◆ Task description
Each record is to be transcribed exactly.

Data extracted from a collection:
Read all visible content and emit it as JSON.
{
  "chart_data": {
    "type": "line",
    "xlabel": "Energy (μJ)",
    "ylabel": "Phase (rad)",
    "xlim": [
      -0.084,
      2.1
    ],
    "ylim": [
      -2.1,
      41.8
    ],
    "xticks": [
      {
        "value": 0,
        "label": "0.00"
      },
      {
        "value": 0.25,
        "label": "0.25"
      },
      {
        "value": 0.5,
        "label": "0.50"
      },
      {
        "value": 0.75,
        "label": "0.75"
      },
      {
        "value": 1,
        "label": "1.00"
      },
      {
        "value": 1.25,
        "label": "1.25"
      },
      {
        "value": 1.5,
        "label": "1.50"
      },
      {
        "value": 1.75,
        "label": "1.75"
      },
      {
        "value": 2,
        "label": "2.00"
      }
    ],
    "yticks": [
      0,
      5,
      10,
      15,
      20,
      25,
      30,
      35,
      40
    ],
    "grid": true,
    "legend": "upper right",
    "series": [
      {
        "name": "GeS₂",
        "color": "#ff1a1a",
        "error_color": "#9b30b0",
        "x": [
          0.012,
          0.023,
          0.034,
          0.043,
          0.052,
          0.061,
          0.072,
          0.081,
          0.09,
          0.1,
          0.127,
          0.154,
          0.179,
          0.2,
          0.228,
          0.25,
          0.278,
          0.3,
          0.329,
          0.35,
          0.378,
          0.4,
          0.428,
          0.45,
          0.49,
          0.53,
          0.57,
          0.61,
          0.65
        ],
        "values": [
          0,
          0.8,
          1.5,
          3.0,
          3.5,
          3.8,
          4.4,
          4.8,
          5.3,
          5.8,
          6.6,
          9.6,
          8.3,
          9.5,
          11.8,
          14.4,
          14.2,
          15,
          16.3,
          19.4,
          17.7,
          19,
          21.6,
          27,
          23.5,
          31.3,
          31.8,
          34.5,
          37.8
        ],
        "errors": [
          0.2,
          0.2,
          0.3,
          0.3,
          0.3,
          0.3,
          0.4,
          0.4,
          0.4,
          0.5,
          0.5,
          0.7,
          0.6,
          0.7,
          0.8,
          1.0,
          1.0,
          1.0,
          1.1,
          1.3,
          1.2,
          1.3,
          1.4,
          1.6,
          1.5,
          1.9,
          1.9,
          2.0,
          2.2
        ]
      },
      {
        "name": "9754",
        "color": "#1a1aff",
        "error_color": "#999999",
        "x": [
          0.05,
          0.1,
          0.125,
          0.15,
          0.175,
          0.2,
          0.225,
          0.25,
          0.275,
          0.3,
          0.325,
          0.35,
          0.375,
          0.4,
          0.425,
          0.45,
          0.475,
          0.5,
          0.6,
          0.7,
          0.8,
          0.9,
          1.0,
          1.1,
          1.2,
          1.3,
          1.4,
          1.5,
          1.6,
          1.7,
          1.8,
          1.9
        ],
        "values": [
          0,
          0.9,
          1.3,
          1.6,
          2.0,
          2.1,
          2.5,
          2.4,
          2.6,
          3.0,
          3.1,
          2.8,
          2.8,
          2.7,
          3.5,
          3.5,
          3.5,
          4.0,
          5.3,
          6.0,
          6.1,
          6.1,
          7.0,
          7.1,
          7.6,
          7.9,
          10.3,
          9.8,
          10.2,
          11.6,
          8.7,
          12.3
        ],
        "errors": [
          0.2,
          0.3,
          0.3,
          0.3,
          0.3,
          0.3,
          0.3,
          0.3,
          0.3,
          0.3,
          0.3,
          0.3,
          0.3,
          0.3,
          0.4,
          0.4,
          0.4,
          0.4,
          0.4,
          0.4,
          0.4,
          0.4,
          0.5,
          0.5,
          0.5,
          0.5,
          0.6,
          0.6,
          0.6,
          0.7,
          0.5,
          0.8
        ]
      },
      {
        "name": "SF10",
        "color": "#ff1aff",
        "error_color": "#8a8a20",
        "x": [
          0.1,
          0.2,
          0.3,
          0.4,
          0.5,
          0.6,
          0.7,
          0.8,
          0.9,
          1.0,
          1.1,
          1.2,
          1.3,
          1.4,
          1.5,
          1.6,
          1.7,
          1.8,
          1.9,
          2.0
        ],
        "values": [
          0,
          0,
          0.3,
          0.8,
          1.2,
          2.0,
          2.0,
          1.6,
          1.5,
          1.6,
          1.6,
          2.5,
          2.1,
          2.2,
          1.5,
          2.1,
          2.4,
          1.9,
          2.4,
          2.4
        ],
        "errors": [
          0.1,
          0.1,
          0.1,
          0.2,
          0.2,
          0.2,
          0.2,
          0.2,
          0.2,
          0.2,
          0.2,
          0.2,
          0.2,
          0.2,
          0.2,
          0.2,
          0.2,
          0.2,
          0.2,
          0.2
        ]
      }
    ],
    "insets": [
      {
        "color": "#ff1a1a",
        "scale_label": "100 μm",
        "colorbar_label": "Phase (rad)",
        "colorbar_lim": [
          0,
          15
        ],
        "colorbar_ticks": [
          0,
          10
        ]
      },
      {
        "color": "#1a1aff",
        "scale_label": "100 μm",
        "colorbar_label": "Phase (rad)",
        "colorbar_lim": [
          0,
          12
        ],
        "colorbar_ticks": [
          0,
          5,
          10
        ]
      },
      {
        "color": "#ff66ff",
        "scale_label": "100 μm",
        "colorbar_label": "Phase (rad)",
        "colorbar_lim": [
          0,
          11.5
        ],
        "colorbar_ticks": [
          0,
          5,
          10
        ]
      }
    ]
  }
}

◆ The output
Read all visible content and emit it as JSON.
{
  "chart_data": {
    "type": "line",
    "xlabel": "Energy (μJ)",
    "ylabel": "Phase (rad)",
    "xlim": [
      -0.084,
      2.1
    ],
    "ylim": [
      -2.1,
      41.8
    ],
    "xticks": [
      {
        "value": 0,
        "label": "0.00"
      },
      {
        "value": 0.25,
        "label": "0.25"
      },
      {
        "value": 0.5,
        "label": "0.50"
      },
      {
        "value": 0.75,
        "label": "0.75"
      },
      {
        "value": 1,
        "label": "1.00"
      },
      {
        "value": 1.25,
        "label": "1.25"
      },
      {
        "value": 1.5,
        "label": "1.50"
      },
      {
        "value": 1.75,
        "label": "1.75"
      },
      {
        "value": 2,
        "label": "2.00"
      }
    ],
    "yticks": [
      0,
      5,
      10,
      15,
      20,
      25,
      30,
      35,
      40
    ],
    "grid": true,
    "legend": "upper right",
    "series": [
      {
        "name": "GeS₂",
        "color": "#ff1a1a",
        "error_color": "#9b30b0",
        "x": [
          0.012,
          0.023,
          0.034,
          0.043,
          0.052,
          0.061,
          0.072,
          0.081,
          0.09,
          0.1,
          0.127,
          0.154,
          0.179,
          0.2,
          0.228,
          0.25,
          0.278,
          0.3,
          0.329,
          0.35,
          0.378,
          0.4,
          0.428,
          0.45,
          0.49,
          0.53,
          0.57,
          0.61,
          0.65
        ],
        "values": [
          0,
          0.8,
          1.5,
          3.0,
          3.5,
          3.8,
          4.4,
          4.8,
          5.3,
          5.8,
          6.6,
          9.6,
          8.3,
          9.5,
          11.8,
          14.4,
          14.2,
          15,
          16.3,
          19.4,
          17.7,
          19,
          21.6,
          27,
          23.5,
          31.3,
          31.8,
          34.5,
          37.8
        ],
        "errors": [
          0.2,
          0.2,
          0.3,
          0.3,
          0.3,
          0.3,
          0.4,
          0.4,
          0.4,
          0.5,
          0.5,
          0.7,
          0.6,
          0.7,
          0.8,
          1.0,
          1.0,
          1.0,
          1.1,
          1.3,
          1.2,
          1.3,
          1.4,
          1.6,
          1.5,
          1.9,
          1.9,
          2.0,
          2.2
        ]
      },
      {
        "name": "9754",
        "color": "#1a1aff",
        "error_color": "#999999",
        "x": [
          0.05,
          0.1,
          0.125,
          0.15,
          0.175,
          0.2,
          0.225,
          0.25,
          0.275,
          0.3,
          0.325,
          0.35,
          0.375,
          0.4,
          0.425,
          0.45,
          0.475,
          0.5,
          0.6,
          0.7,
          0.8,
          0.9,
          1.0,
          1.1,
          1.2,
          1.3,
          1.4,
          1.5,
          1.6,
          1.7,
          1.8,
          1.9
        ],
        "values": [
          0,
          0.9,
          1.3,
          1.6,
          2.0,
          2.1,
          2.5,
          2.4,
          2.6,
          3.0,
          3.1,
          2.8,
          2.8,
          2.7,
          3.5,
          3.5,
          3.5,
          4.0,
          5.3,
          6.0,
          6.1,
          6.1,
          7.0,
          7.1,
          7.6,
          7.9,
          10.3,
          9.8,
          10.2,
          11.6,
          8.7,
          12.3
        ],
        "errors": [
          0.2,
          0.3,
          0.3,
          0.3,
          0.3,
          0.3,
          0.3,
          0.3,
          0.3,
          0.3,
          0.3,
          0.3,
          0.3,
          0.3,
          0.4,
          0.4,
          0.4,
          0.4,
          0.4,
          0.4,
          0.4,
          0.4,
          0.5,
          0.5,
          0.5,
          0.5,
          0.6,
          0.6,
          0.6,
          0.7,
          0.5,
          0.8
        ]
      },
      {
        "name": "SF10",
        "color": "#ff1aff",
        "error_color": "#8a8a20",
        "x": [
          0.1,
          0.2,
          0.3,
          0.4,
          0.5,
          0.6,
          0.7,
          0.8,
          0.9,
          1.0,
          1.1,
          1.2,
          1.3,
          1.4,
          1.5,
          1.6,
          1.7,
          1.8,
          1.9,
          2.0
        ],
        "values": [
          0,
          0,
          0.3,
          0.8,
          1.2,
          2.0,
          2.0,
          1.6,
          1.5,
          1.6,
          1.6,
          2.5,
          2.1,
          2.2,
          1.5,
          2.1,
          2.4,
          1.9,
          2.4,
          2.4
        ],
        "errors": [
          0.1,
          0.1,
          0.1,
          0.2,
          0.2,
          0.2,
          0.2,
          0.2,
          0.2,
          0.2,
          0.2,
          0.2,
          0.2,
          0.2,
          0.2,
          0.2,
          0.2,
          0.2,
          0.2,
          0.2
        ]
      }
    ],
    "insets": [
      {
        "color": "#ff1a1a",
        "scale_label": "100 μm",
        "colorbar_label": "Phase (rad)",
        "colorbar_lim": [
          0,
          15
        ],
        "colorbar_ticks": [
          0,
          10
        ]
      },
      {
        "color": "#1a1aff",
        "scale_label": "100 μm",
        "colorbar_label": "Phase (rad)",
        "colorbar_lim": [
          0,
          12
        ],
        "colorbar_ticks": [
          0,
          5,
          10
        ]
      },
      {
        "color": "#ff66ff",
        "scale_label": "100 μm",
        "colorbar_label": "Phase (rad)",
        "colorbar_lim": [
          0,
          11.5
        ],
        "colorbar_ticks": [
          0,
          5,
          10
        ]
      }
    ]
  }
}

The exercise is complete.